Write out the listing below in full and exactly, leaving out every picture.

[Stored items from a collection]
======

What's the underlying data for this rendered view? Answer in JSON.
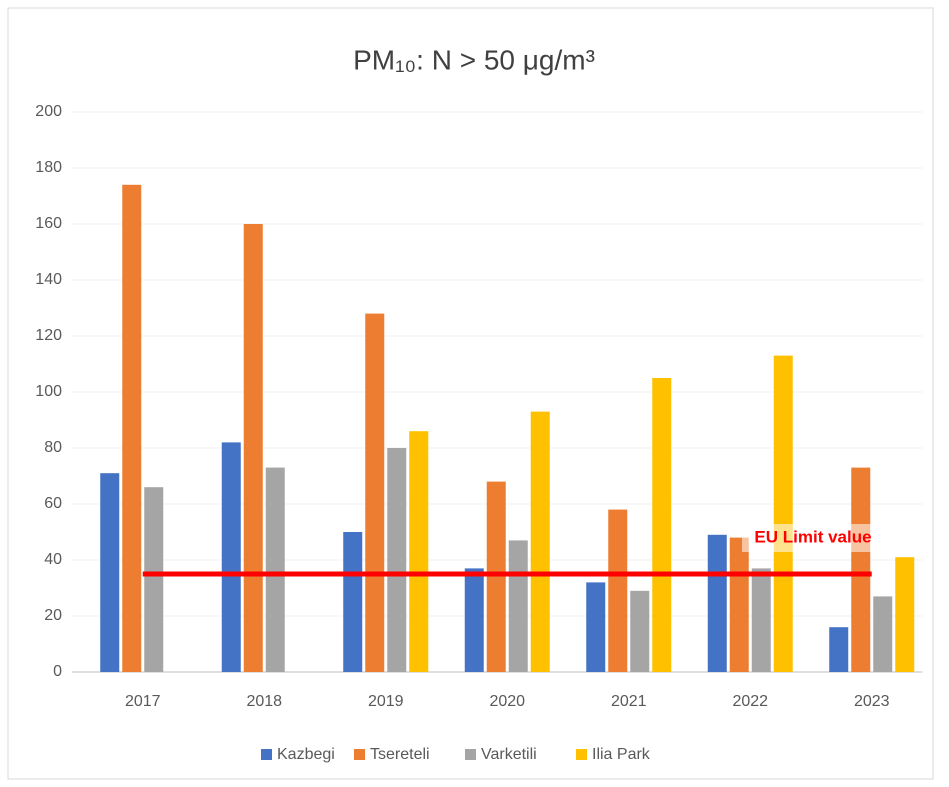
{
  "chart_data": {
    "type": "bar",
    "title": "PM₁₀: N > 50 μg/m³",
    "categories": [
      "2017",
      "2018",
      "2019",
      "2020",
      "2021",
      "2022",
      "2023"
    ],
    "series": [
      {
        "name": "Kazbegi",
        "color": "#4472c4",
        "values": [
          71,
          82,
          50,
          37,
          32,
          49,
          16
        ]
      },
      {
        "name": "Tsereteli",
        "color": "#ed7d31",
        "values": [
          174,
          160,
          128,
          68,
          58,
          48,
          73
        ]
      },
      {
        "name": "Varketili",
        "color": "#a5a5a5",
        "values": [
          66,
          73,
          80,
          47,
          29,
          37,
          27
        ]
      },
      {
        "name": "Ilia Park",
        "color": "#ffc000",
        "values": [
          null,
          null,
          86,
          93,
          105,
          113,
          41
        ]
      }
    ],
    "limit": {
      "value": 35,
      "label": "EU Limit value",
      "color": "#ff0000"
    },
    "ylim": [
      0,
      200
    ],
    "yticks": [
      0,
      20,
      40,
      60,
      80,
      100,
      120,
      140,
      160,
      180,
      200
    ],
    "grid": true,
    "legend": "bottom"
  }
}
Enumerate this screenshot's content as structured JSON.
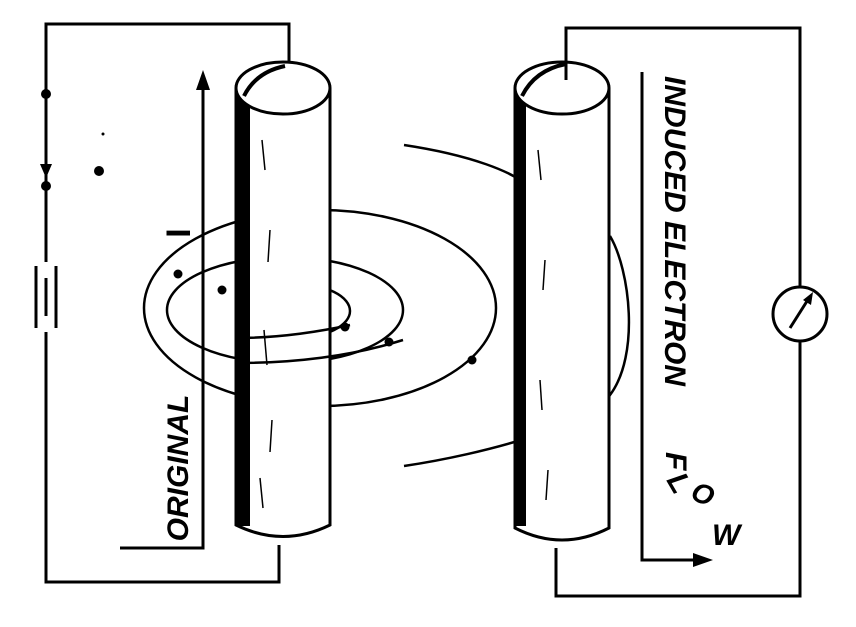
{
  "labels": {
    "original": "ORIGINAL",
    "current": "I",
    "induced": "INDUCED ELECTRON",
    "flow_f": "F",
    "flow_l": "L",
    "flow_o": "O",
    "flow_w": "W"
  },
  "colors": {
    "ink": "#000000",
    "paper": "#ffffff"
  },
  "icons": {
    "battery": "battery-icon",
    "meter": "galvanometer-icon"
  }
}
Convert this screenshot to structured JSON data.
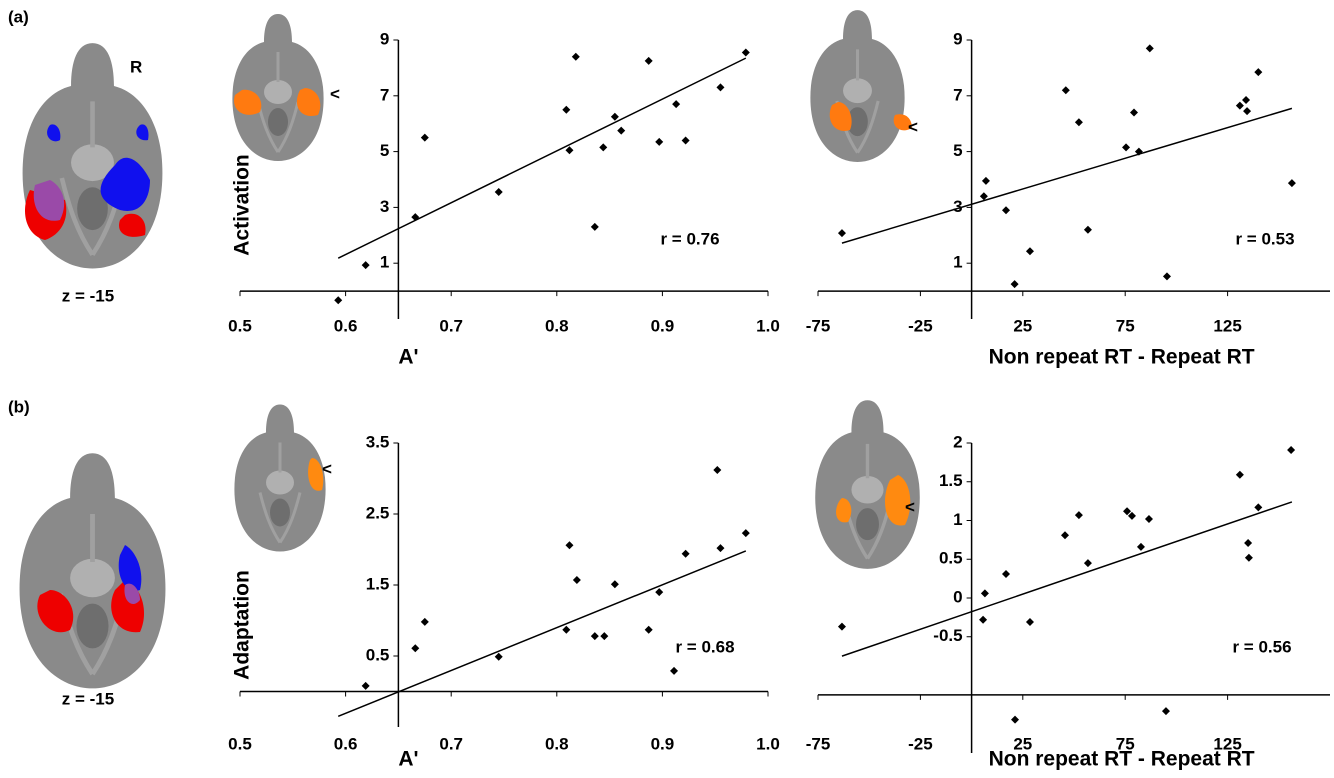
{
  "figure": {
    "panels": [
      {
        "label": "(a)",
        "side": "R",
        "slice": "z = -15"
      },
      {
        "label": "(b)",
        "slice": "z = -15"
      }
    ]
  },
  "chart_data": [
    {
      "type": "scatter",
      "y_label": "Activation",
      "x_label": "A'",
      "annotation": "r = 0.76",
      "color": "#000000",
      "x": [
        0.593,
        0.619,
        0.666,
        0.675,
        0.745,
        0.809,
        0.812,
        0.818,
        0.836,
        0.844,
        0.855,
        0.861,
        0.887,
        0.897,
        0.913,
        0.922,
        0.955,
        0.979
      ],
      "y": [
        -0.33,
        0.93,
        2.65,
        5.5,
        3.55,
        6.5,
        5.05,
        8.4,
        2.3,
        5.15,
        6.25,
        5.75,
        8.25,
        5.35,
        6.7,
        5.4,
        7.3,
        8.55
      ],
      "fit_line": {
        "x": [
          0.593,
          0.979
        ],
        "y": [
          1.18,
          8.35
        ]
      },
      "xlim": [
        0.5,
        1.0
      ],
      "ylim": [
        -1,
        9
      ],
      "x_axis_at": 0,
      "y_axis_at": 0.65,
      "xticks": [
        0.5,
        0.6,
        0.7,
        0.8,
        0.9,
        {
          "value": 1.0,
          "label": "1.0"
        }
      ],
      "yticks": [
        1,
        3,
        5,
        7,
        9
      ]
    },
    {
      "type": "scatter",
      "x_label": "Non repeat RT - Repeat RT",
      "annotation": "r = 0.53",
      "color": "#000000",
      "x": [
        -63.3,
        6,
        7,
        16.8,
        21,
        28.5,
        46,
        52.4,
        56.8,
        75.4,
        79.3,
        81.7,
        87,
        95.4,
        131,
        134,
        134.5,
        140,
        156.4
      ],
      "y": [
        2.08,
        3.4,
        3.95,
        2.9,
        0.25,
        1.43,
        7.2,
        6.05,
        2.2,
        5.15,
        6.4,
        5.0,
        8.7,
        0.53,
        6.65,
        6.85,
        6.45,
        7.85,
        3.87
      ],
      "fit_line": {
        "x": [
          -63.3,
          156.4
        ],
        "y": [
          1.72,
          6.55
        ]
      },
      "xlim": [
        -75,
        175
      ],
      "ylim": [
        -1,
        9
      ],
      "x_axis_at": 0,
      "y_axis_at": 0,
      "xticks": [
        -75,
        -25,
        25,
        75,
        125
      ],
      "yticks": [
        1,
        3,
        5,
        7,
        9
      ]
    },
    {
      "type": "scatter",
      "y_label": "Adaptation",
      "x_label": "A'",
      "annotation": "r = 0.68",
      "color": "#000000",
      "x": [
        0.619,
        0.666,
        0.675,
        0.745,
        0.809,
        0.812,
        0.819,
        0.836,
        0.845,
        0.855,
        0.887,
        0.897,
        0.911,
        0.922,
        0.952,
        0.955,
        0.979
      ],
      "y": [
        0.08,
        0.61,
        0.98,
        0.49,
        0.87,
        2.06,
        1.57,
        0.78,
        0.78,
        1.51,
        0.87,
        1.4,
        0.29,
        1.94,
        3.12,
        2.02,
        2.23
      ],
      "fit_line": {
        "x": [
          0.593,
          0.979
        ],
        "y": [
          -0.35,
          1.98
        ]
      },
      "xlim": [
        0.5,
        1.0
      ],
      "ylim": [
        -0.5,
        3.5
      ],
      "x_axis_at": 0,
      "y_axis_at": 0.65,
      "xticks": [
        0.5,
        0.6,
        0.7,
        0.8,
        0.9,
        {
          "value": 1.0,
          "label": "1.0"
        }
      ],
      "yticks": [
        0.5,
        1.5,
        2.5,
        3.5
      ]
    },
    {
      "type": "scatter",
      "x_label": "Non repeat RT - Repeat RT",
      "annotation": "r = 0.56",
      "color": "#000000",
      "x": [
        -63.3,
        5.6,
        6.5,
        16.8,
        21.2,
        28.5,
        45.6,
        52.4,
        56.8,
        75.9,
        78.3,
        82.7,
        86.6,
        94.9,
        131,
        135,
        135.4,
        140,
        156
      ],
      "y": [
        -0.37,
        -0.28,
        0.06,
        0.31,
        -1.57,
        -0.31,
        0.81,
        1.07,
        0.45,
        1.12,
        1.06,
        0.66,
        1.02,
        -1.46,
        1.59,
        0.71,
        0.52,
        1.17,
        1.91
      ],
      "fit_line": {
        "x": [
          -63.3,
          156.4
        ],
        "y": [
          -0.75,
          1.24
        ]
      },
      "xlim": [
        -75,
        175
      ],
      "ylim": [
        -2,
        2
      ],
      "x_axis_at": -1.25,
      "y_axis_at": 0,
      "xticks": [
        -75,
        -25,
        25,
        75,
        125
      ],
      "yticks": [
        -0.5,
        0,
        0.5,
        1,
        1.5,
        2
      ]
    }
  ]
}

======

## TASK RESPONSE:
What's the underlying data for this rendered view? Answer in JSON.
{
  "chart_data": {
    "type": "bar",
    "title": "PM₁₀: N > 50 μg/m³",
    "categories": [
      "2017",
      "2018",
      "2019",
      "2020",
      "2021",
      "2022",
      "2023"
    ],
    "series": [
      {
        "name": "Kazbegi",
        "color": "#4472c4",
        "values": [
          71,
          82,
          50,
          37,
          32,
          49,
          16
        ]
      },
      {
        "name": "Tsereteli",
        "color": "#ed7d31",
        "values": [
          174,
          160,
          128,
          68,
          58,
          48,
          73
        ]
      },
      {
        "name": "Varketili",
        "color": "#a5a5a5",
        "values": [
          66,
          73,
          80,
          47,
          29,
          37,
          27
        ]
      },
      {
        "name": "Ilia Park",
        "color": "#ffc000",
        "values": [
          null,
          null,
          86,
          93,
          105,
          113,
          41
        ]
      }
    ],
    "limit": {
      "value": 35,
      "label": "EU Limit value",
      "color": "#ff0000"
    },
    "ylim": [
      0,
      200
    ],
    "yticks": [
      0,
      20,
      40,
      60,
      80,
      100,
      120,
      140,
      160,
      180,
      200
    ],
    "grid": true,
    "legend": "bottom"
  }
}
Enumerate this screenshot's content as structured JSON.
{
  "labels": {
    "original": "ORIGINAL",
    "current": "I",
    "induced": "INDUCED ELECTRON",
    "flow_f": "F",
    "flow_l": "L",
    "flow_o": "O",
    "flow_w": "W"
  },
  "colors": {
    "ink": "#000000",
    "paper": "#ffffff"
  },
  "icons": {
    "battery": "battery-icon",
    "meter": "galvanometer-icon"
  }
}
Convert this screenshot to structured JSON data.
{
  "figure": {
    "panels": [
      {
        "label": "(a)",
        "side": "R",
        "slice": "z = -15"
      },
      {
        "label": "(b)",
        "slice": "z = -15"
      }
    ]
  },
  "chart_data": [
    {
      "type": "scatter",
      "y_label": "Activation",
      "x_label": "A'",
      "annotation": "r = 0.76",
      "color": "#000000",
      "x": [
        0.593,
        0.619,
        0.666,
        0.675,
        0.745,
        0.809,
        0.812,
        0.818,
        0.836,
        0.844,
        0.855,
        0.861,
        0.887,
        0.897,
        0.913,
        0.922,
        0.955,
        0.979
      ],
      "y": [
        -0.33,
        0.93,
        2.65,
        5.5,
        3.55,
        6.5,
        5.05,
        8.4,
        2.3,
        5.15,
        6.25,
        5.75,
        8.25,
        5.35,
        6.7,
        5.4,
        7.3,
        8.55
      ],
      "fit_line": {
        "x": [
          0.593,
          0.979
        ],
        "y": [
          1.18,
          8.35
        ]
      },
      "xlim": [
        0.5,
        1.0
      ],
      "ylim": [
        -1,
        9
      ],
      "x_axis_at": 0,
      "y_axis_at": 0.65,
      "xticks": [
        0.5,
        0.6,
        0.7,
        0.8,
        0.9,
        {
          "value": 1.0,
          "label": "1.0"
        }
      ],
      "yticks": [
        1,
        3,
        5,
        7,
        9
      ]
    },
    {
      "type": "scatter",
      "x_label": "Non repeat RT - Repeat RT",
      "annotation": "r = 0.53",
      "color": "#000000",
      "x": [
        -63.3,
        6,
        7,
        16.8,
        21,
        28.5,
        46,
        52.4,
        56.8,
        75.4,
        79.3,
        81.7,
        87,
        95.4,
        131,
        134,
        134.5,
        140,
        156.4
      ],
      "y": [
        2.08,
        3.4,
        3.95,
        2.9,
        0.25,
        1.43,
        7.2,
        6.05,
        2.2,
        5.15,
        6.4,
        5.0,
        8.7,
        0.53,
        6.65,
        6.85,
        6.45,
        7.85,
        3.87
      ],
      "fit_line": {
        "x": [
          -63.3,
          156.4
        ],
        "y": [
          1.72,
          6.55
        ]
      },
      "xlim": [
        -75,
        175
      ],
      "ylim": [
        -1,
        9
      ],
      "x_axis_at": 0,
      "y_axis_at": 0,
      "xticks": [
        -75,
        -25,
        25,
        75,
        125
      ],
      "yticks": [
        1,
        3,
        5,
        7,
        9
      ]
    },
    {
      "type": "scatter",
      "y_label": "Adaptation",
      "x_label": "A'",
      "annotation": "r = 0.68",
      "color": "#000000",
      "x": [
        0.619,
        0.666,
        0.675,
        0.745,
        0.809,
        0.812,
        0.819,
        0.836,
        0.845,
        0.855,
        0.887,
        0.897,
        0.911,
        0.922,
        0.952,
        0.955,
        0.979
      ],
      "y": [
        0.08,
        0.61,
        0.98,
        0.49,
        0.87,
        2.06,
        1.57,
        0.78,
        0.78,
        1.51,
        0.87,
        1.4,
        0.29,
        1.94,
        3.12,
        2.02,
        2.23
      ],
      "fit_line": {
        "x": [
          0.593,
          0.979
        ],
        "y": [
          -0.35,
          1.98
        ]
      },
      "xlim": [
        0.5,
        1.0
      ],
      "ylim": [
        -0.5,
        3.5
      ],
      "x_axis_at": 0,
      "y_axis_at": 0.65,
      "xticks": [
        0.5,
        0.6,
        0.7,
        0.8,
        0.9,
        {
          "value": 1.0,
          "label": "1.0"
        }
      ],
      "yticks": [
        0.5,
        1.5,
        2.5,
        3.5
      ]
    },
    {
      "type": "scatter",
      "x_label": "Non repeat RT - Repeat RT",
      "annotation": "r = 0.56",
      "color": "#000000",
      "x": [
        -63.3,
        5.6,
        6.5,
        16.8,
        21.2,
        28.5,
        45.6,
        52.4,
        56.8,
        75.9,
        78.3,
        82.7,
        86.6,
        94.9,
        131,
        135,
        135.4,
        140,
        156
      ],
      "y": [
        -0.37,
        -0.28,
        0.06,
        0.31,
        -1.57,
        -0.31,
        0.81,
        1.07,
        0.45,
        1.12,
        1.06,
        0.66,
        1.02,
        -1.46,
        1.59,
        0.71,
        0.52,
        1.17,
        1.91
      ],
      "fit_line": {
        "x": [
          -63.3,
          156.4
        ],
        "y": [
          -0.75,
          1.24
        ]
      },
      "xlim": [
        -75,
        175
      ],
      "ylim": [
        -2,
        2
      ],
      "x_axis_at": -1.25,
      "y_axis_at": 0,
      "xticks": [
        -75,
        -25,
        25,
        75,
        125
      ],
      "yticks": [
        -0.5,
        0,
        0.5,
        1,
        1.5,
        2
      ]
    }
  ]
}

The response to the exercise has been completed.